* [Directive]: Output all of the data below exactly as given.

Some records
——

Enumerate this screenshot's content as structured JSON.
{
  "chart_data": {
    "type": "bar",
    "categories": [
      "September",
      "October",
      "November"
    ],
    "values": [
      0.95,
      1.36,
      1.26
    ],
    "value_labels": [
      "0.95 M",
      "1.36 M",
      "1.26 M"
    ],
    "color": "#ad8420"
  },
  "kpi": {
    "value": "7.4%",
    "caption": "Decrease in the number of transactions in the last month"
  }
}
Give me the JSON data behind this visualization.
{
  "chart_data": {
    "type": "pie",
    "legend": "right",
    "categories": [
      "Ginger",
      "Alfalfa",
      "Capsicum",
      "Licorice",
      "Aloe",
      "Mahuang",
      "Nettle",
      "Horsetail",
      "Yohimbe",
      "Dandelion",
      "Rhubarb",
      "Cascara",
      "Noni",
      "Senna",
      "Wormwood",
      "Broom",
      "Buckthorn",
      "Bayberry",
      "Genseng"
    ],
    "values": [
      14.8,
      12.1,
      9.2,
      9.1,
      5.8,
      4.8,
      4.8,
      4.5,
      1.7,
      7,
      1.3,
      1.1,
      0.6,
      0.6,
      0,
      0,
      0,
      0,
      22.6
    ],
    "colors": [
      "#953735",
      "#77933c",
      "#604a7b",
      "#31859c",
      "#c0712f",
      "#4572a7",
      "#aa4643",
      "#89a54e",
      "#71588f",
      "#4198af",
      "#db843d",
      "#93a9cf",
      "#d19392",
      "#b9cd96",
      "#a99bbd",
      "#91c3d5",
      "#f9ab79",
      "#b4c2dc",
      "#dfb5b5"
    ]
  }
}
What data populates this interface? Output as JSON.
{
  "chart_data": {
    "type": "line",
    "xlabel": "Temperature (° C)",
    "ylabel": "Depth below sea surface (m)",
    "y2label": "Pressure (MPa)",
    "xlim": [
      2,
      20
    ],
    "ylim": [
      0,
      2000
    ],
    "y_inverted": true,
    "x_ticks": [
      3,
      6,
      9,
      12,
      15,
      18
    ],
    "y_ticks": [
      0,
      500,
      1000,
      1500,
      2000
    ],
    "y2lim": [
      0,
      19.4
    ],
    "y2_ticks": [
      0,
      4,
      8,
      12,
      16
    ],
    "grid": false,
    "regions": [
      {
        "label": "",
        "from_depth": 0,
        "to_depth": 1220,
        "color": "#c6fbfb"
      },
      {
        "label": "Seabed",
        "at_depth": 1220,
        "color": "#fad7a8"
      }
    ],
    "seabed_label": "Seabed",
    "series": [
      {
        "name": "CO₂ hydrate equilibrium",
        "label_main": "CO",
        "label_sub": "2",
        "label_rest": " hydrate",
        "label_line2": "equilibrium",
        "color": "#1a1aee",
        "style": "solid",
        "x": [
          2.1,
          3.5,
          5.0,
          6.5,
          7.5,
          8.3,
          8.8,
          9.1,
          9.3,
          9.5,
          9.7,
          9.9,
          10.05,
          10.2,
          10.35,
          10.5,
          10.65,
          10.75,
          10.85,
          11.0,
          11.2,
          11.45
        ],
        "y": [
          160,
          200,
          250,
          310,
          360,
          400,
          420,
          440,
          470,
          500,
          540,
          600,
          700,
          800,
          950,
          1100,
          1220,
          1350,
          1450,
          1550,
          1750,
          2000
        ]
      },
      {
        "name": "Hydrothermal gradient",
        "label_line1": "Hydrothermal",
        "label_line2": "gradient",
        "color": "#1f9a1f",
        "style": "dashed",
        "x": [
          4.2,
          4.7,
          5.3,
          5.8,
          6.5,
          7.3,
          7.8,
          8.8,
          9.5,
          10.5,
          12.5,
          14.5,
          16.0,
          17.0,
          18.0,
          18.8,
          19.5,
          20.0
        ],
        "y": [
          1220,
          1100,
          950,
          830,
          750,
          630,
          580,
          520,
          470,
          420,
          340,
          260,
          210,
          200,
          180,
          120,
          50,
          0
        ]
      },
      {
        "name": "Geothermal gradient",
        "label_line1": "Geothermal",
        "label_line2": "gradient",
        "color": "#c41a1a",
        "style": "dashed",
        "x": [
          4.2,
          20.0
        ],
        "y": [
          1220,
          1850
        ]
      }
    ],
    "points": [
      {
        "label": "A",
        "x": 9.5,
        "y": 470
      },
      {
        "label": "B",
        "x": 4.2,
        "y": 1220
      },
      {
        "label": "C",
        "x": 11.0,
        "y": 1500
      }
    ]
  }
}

——

* [Exercise solution]:
Enumerate this screenshot's content as structured JSON.
{
  "chart_data": {
    "type": "bar",
    "categories": [
      "September",
      "October",
      "November"
    ],
    "values": [
      0.95,
      1.36,
      1.26
    ],
    "value_labels": [
      "0.95 M",
      "1.36 M",
      "1.26 M"
    ],
    "color": "#ad8420"
  },
  "kpi": {
    "value": "7.4%",
    "caption": "Decrease in the number of transactions in the last month"
  }
}
Give me the JSON data behind this visualization.
{
  "chart_data": {
    "type": "pie",
    "legend": "right",
    "categories": [
      "Ginger",
      "Alfalfa",
      "Capsicum",
      "Licorice",
      "Aloe",
      "Mahuang",
      "Nettle",
      "Horsetail",
      "Yohimbe",
      "Dandelion",
      "Rhubarb",
      "Cascara",
      "Noni",
      "Senna",
      "Wormwood",
      "Broom",
      "Buckthorn",
      "Bayberry",
      "Genseng"
    ],
    "values": [
      14.8,
      12.1,
      9.2,
      9.1,
      5.8,
      4.8,
      4.8,
      4.5,
      1.7,
      7,
      1.3,
      1.1,
      0.6,
      0.6,
      0,
      0,
      0,
      0,
      22.6
    ],
    "colors": [
      "#953735",
      "#77933c",
      "#604a7b",
      "#31859c",
      "#c0712f",
      "#4572a7",
      "#aa4643",
      "#89a54e",
      "#71588f",
      "#4198af",
      "#db843d",
      "#93a9cf",
      "#d19392",
      "#b9cd96",
      "#a99bbd",
      "#91c3d5",
      "#f9ab79",
      "#b4c2dc",
      "#dfb5b5"
    ]
  }
}
What data populates this interface? Output as JSON.
{
  "chart_data": {
    "type": "line",
    "xlabel": "Temperature (° C)",
    "ylabel": "Depth below sea surface (m)",
    "y2label": "Pressure (MPa)",
    "xlim": [
      2,
      20
    ],
    "ylim": [
      0,
      2000
    ],
    "y_inverted": true,
    "x_ticks": [
      3,
      6,
      9,
      12,
      15,
      18
    ],
    "y_ticks": [
      0,
      500,
      1000,
      1500,
      2000
    ],
    "y2lim": [
      0,
      19.4
    ],
    "y2_ticks": [
      0,
      4,
      8,
      12,
      16
    ],
    "grid": false,
    "regions": [
      {
        "label": "",
        "from_depth": 0,
        "to_depth": 1220,
        "color": "#c6fbfb"
      },
      {
        "label": "Seabed",
        "at_depth": 1220,
        "color": "#fad7a8"
      }
    ],
    "seabed_label": "Seabed",
    "series": [
      {
        "name": "CO₂ hydrate equilibrium",
        "label_main": "CO",
        "label_sub": "2",
        "label_rest": " hydrate",
        "label_line2": "equilibrium",
        "color": "#1a1aee",
        "style": "solid",
        "x": [
          2.1,
          3.5,
          5.0,
          6.5,
          7.5,
          8.3,
          8.8,
          9.1,
          9.3,
          9.5,
          9.7,
          9.9,
          10.05,
          10.2,
          10.35,
          10.5,
          10.65,
          10.75,
          10.85,
          11.0,
          11.2,
          11.45
        ],
        "y": [
          160,
          200,
          250,
          310,
          360,
          400,
          420,
          440,
          470,
          500,
          540,
          600,
          700,
          800,
          950,
          1100,
          1220,
          1350,
          1450,
          1550,
          1750,
          2000
        ]
      },
      {
        "name": "Hydrothermal gradient",
        "label_line1": "Hydrothermal",
        "label_line2": "gradient",
        "color": "#1f9a1f",
        "style": "dashed",
        "x": [
          4.2,
          4.7,
          5.3,
          5.8,
          6.5,
          7.3,
          7.8,
          8.8,
          9.5,
          10.5,
          12.5,
          14.5,
          16.0,
          17.0,
          18.0,
          18.8,
          19.5,
          20.0
        ],
        "y": [
          1220,
          1100,
          950,
          830,
          750,
          630,
          580,
          520,
          470,
          420,
          340,
          260,
          210,
          200,
          180,
          120,
          50,
          0
        ]
      },
      {
        "name": "Geothermal gradient",
        "label_line1": "Geothermal",
        "label_line2": "gradient",
        "color": "#c41a1a",
        "style": "dashed",
        "x": [
          4.2,
          20.0
        ],
        "y": [
          1220,
          1850
        ]
      }
    ],
    "points": [
      {
        "label": "A",
        "x": 9.5,
        "y": 470
      },
      {
        "label": "B",
        "x": 4.2,
        "y": 1220
      },
      {
        "label": "C",
        "x": 11.0,
        "y": 1500
      }
    ]
  }
}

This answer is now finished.